◆ **Prompt A**
Copy the stretch of the Easter customs passage from "A website on" through "religious and fun." word for word.

◆ **Provided passage**
A website on Easter customs laments that:
Easter is fast losing its relevance. People are increasing embracing the festive aspect of the festival and Good Friday and Easter Monday have become a welcome extension to the weekend and a chance to go on the first spring vacation. Over the years, the festival has taken the shape of a wonderful occasion to hang around with the long lost friends, close relatives and family members, and to have a lot of fun together.
Well, here are some practices that you can add to your celebration and keep it both religious and fun.
Here are some practices that you can use to keep the holiness and “holy joy” in the Paschal season:
In Eastern Europe, church bells are rung throughout the day, all day, to remind the entire population that it is the ultimate feast of joy, the Resurrection. Blessed food is eaten with the extended family and friends. Here in Albuquerque, I let the children come and clang away on the old church bell. They take all that left-over energy and tire themselves out harmlessly and happily.
A popular Easter game is to have cracking contests with the decorated and blessed eggs; the one whose egg lasts longest without damage will have the best year. Bulgarians add the practice of cracking an egg against the wall of the church, and this is the first egg to be eaten at the Easter meal.

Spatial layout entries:
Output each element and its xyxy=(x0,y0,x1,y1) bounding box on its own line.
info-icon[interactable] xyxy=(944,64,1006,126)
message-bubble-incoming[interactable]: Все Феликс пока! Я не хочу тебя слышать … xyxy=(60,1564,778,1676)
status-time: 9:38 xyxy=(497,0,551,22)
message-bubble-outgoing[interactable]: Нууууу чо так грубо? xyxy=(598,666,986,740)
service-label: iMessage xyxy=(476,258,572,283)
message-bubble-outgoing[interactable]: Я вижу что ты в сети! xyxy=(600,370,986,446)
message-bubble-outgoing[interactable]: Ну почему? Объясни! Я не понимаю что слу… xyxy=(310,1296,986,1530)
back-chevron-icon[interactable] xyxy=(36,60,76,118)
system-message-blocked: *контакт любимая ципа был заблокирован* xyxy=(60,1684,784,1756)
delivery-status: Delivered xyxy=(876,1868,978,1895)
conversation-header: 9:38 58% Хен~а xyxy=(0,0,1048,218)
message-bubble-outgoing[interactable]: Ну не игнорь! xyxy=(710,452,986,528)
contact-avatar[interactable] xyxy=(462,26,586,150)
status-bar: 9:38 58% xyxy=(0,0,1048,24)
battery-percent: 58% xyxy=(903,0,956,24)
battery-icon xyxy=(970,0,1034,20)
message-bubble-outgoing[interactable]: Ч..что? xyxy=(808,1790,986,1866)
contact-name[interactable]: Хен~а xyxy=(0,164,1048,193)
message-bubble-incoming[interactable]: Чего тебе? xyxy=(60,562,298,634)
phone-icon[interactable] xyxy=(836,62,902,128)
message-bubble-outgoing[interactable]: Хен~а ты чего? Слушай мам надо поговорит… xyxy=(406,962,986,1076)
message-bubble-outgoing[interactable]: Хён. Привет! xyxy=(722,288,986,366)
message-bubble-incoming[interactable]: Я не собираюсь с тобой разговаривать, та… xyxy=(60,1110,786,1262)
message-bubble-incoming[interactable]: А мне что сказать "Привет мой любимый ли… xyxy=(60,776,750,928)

◆ **Prompt B**
Write out all the rows in Block 1 again, swapping "message-bubble-incoming" for "message-bubble-received" everywhere it occurs and changing nothing else.

◆ **Correct answer A**
A website on Easter customs laments that:
Easter is fast losing its relevance. People are increasing embracing the festive aspect of the festival and Good Friday and Easter Monday have become a welcome extension to the weekend and a chance to go on the first spring vacation. Over the years, the festival has taken the shape of a wonderful occasion to hang around with the long lost friends, close relatives and family members, and to have a lot of fun together.
Well, here are some practices that you can add to your celebration and keep it both religious and fun.

◆ **Correct answer B**
Output each element and its xyxy=(x0,y0,x1,y1) bounding box on its own line.
info-icon[interactable] xyxy=(944,64,1006,126)
message-bubble-received[interactable]: Все Феликс пока! Я не хочу тебя слышать … xyxy=(60,1564,778,1676)
status-time: 9:38 xyxy=(497,0,551,22)
message-bubble-outgoing[interactable]: Нууууу чо так грубо? xyxy=(598,666,986,740)
service-label: iMessage xyxy=(476,258,572,283)
message-bubble-outgoing[interactable]: Я вижу что ты в сети! xyxy=(600,370,986,446)
message-bubble-outgoing[interactable]: Ну почему? Объясни! Я не понимаю что слу… xyxy=(310,1296,986,1530)
back-chevron-icon[interactable] xyxy=(36,60,76,118)
system-message-blocked: *контакт любимая ципа был заблокирован* xyxy=(60,1684,784,1756)
delivery-status: Delivered xyxy=(876,1868,978,1895)
conversation-header: 9:38 58% Хен~а xyxy=(0,0,1048,218)
message-bubble-outgoing[interactable]: Ну не игнорь! xyxy=(710,452,986,528)
contact-avatar[interactable] xyxy=(462,26,586,150)
status-bar: 9:38 58% xyxy=(0,0,1048,24)
battery-percent: 58% xyxy=(903,0,956,24)
battery-icon xyxy=(970,0,1034,20)
message-bubble-outgoing[interactable]: Ч..что? xyxy=(808,1790,986,1866)
contact-name[interactable]: Хен~а xyxy=(0,164,1048,193)
message-bubble-received[interactable]: Чего тебе? xyxy=(60,562,298,634)
phone-icon[interactable] xyxy=(836,62,902,128)
message-bubble-outgoing[interactable]: Хен~а ты чего? Слушай мам надо поговорит… xyxy=(406,962,986,1076)
message-bubble-outgoing[interactable]: Хён. Привет! xyxy=(722,288,986,366)
message-bubble-received[interactable]: Я не собираюсь с тобой разговаривать, та… xyxy=(60,1110,786,1262)
message-bubble-received[interactable]: А мне что сказать "Привет мой любимый ли… xyxy=(60,776,750,928)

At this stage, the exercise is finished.